Given exercise - Restate, word for word, every line of the data.

Listed entries -

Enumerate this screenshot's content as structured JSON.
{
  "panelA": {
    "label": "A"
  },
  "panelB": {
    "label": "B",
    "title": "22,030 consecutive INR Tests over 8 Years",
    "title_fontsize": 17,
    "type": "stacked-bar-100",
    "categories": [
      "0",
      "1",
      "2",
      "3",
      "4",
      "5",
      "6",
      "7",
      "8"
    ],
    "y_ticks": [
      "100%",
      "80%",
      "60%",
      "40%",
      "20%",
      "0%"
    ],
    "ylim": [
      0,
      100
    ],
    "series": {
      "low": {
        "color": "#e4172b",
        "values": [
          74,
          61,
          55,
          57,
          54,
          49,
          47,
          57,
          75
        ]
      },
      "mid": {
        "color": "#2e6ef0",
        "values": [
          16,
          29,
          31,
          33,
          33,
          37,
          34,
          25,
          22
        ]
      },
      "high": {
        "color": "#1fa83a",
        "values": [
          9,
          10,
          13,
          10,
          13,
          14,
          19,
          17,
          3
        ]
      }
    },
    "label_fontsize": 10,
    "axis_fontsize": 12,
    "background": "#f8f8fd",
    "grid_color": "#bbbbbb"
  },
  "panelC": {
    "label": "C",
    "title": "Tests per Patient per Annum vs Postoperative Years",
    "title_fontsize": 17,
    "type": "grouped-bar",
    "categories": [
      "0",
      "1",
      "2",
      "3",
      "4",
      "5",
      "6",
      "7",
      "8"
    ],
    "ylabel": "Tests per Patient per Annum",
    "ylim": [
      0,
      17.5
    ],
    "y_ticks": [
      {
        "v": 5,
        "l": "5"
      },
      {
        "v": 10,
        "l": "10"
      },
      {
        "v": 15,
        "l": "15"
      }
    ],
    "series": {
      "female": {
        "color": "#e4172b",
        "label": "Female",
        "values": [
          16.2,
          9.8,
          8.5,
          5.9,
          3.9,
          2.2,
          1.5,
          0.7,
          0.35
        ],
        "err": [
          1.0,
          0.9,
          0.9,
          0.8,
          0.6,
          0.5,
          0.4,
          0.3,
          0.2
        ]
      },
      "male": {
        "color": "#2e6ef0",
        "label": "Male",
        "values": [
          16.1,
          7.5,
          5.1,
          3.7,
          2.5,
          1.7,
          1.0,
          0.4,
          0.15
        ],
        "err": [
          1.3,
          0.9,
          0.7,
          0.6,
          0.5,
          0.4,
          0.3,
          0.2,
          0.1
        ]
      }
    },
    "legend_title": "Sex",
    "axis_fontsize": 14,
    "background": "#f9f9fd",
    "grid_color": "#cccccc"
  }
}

Answer to the task -
Enumerate this screenshot's content as structured JSON.
{
  "panelA": {
    "label": "A"
  },
  "panelB": {
    "label": "B",
    "title": "22,030 consecutive INR Tests over 8 Years",
    "title_fontsize": 17,
    "type": "stacked-bar-100",
    "categories": [
      "0",
      "1",
      "2",
      "3",
      "4",
      "5",
      "6",
      "7",
      "8"
    ],
    "y_ticks": [
      "100%",
      "80%",
      "60%",
      "40%",
      "20%",
      "0%"
    ],
    "ylim": [
      0,
      100
    ],
    "series": {
      "low": {
        "color": "#e4172b",
        "values": [
          74,
          61,
          55,
          57,
          54,
          49,
          47,
          57,
          75
        ]
      },
      "mid": {
        "color": "#2e6ef0",
        "values": [
          16,
          29,
          31,
          33,
          33,
          37,
          34,
          25,
          22
        ]
      },
      "high": {
        "color": "#1fa83a",
        "values": [
          9,
          10,
          13,
          10,
          13,
          14,
          19,
          17,
          3
        ]
      }
    },
    "label_fontsize": 10,
    "axis_fontsize": 12,
    "background": "#f8f8fd",
    "grid_color": "#bbbbbb"
  },
  "panelC": {
    "label": "C",
    "title": "Tests per Patient per Annum vs Postoperative Years",
    "title_fontsize": 17,
    "type": "grouped-bar",
    "categories": [
      "0",
      "1",
      "2",
      "3",
      "4",
      "5",
      "6",
      "7",
      "8"
    ],
    "ylabel": "Tests per Patient per Annum",
    "ylim": [
      0,
      17.5
    ],
    "y_ticks": [
      {
        "v": 5,
        "l": "5"
      },
      {
        "v": 10,
        "l": "10"
      },
      {
        "v": 15,
        "l": "15"
      }
    ],
    "series": {
      "female": {
        "color": "#e4172b",
        "label": "Female",
        "values": [
          16.2,
          9.8,
          8.5,
          5.9,
          3.9,
          2.2,
          1.5,
          0.7,
          0.35
        ],
        "err": [
          1.0,
          0.9,
          0.9,
          0.8,
          0.6,
          0.5,
          0.4,
          0.3,
          0.2
        ]
      },
      "male": {
        "color": "#2e6ef0",
        "label": "Male",
        "values": [
          16.1,
          7.5,
          5.1,
          3.7,
          2.5,
          1.7,
          1.0,
          0.4,
          0.15
        ],
        "err": [
          1.3,
          0.9,
          0.7,
          0.6,
          0.5,
          0.4,
          0.3,
          0.2,
          0.1
        ]
      }
    },
    "legend_title": "Sex",
    "axis_fontsize": 14,
    "background": "#f9f9fd",
    "grid_color": "#cccccc"
  }
}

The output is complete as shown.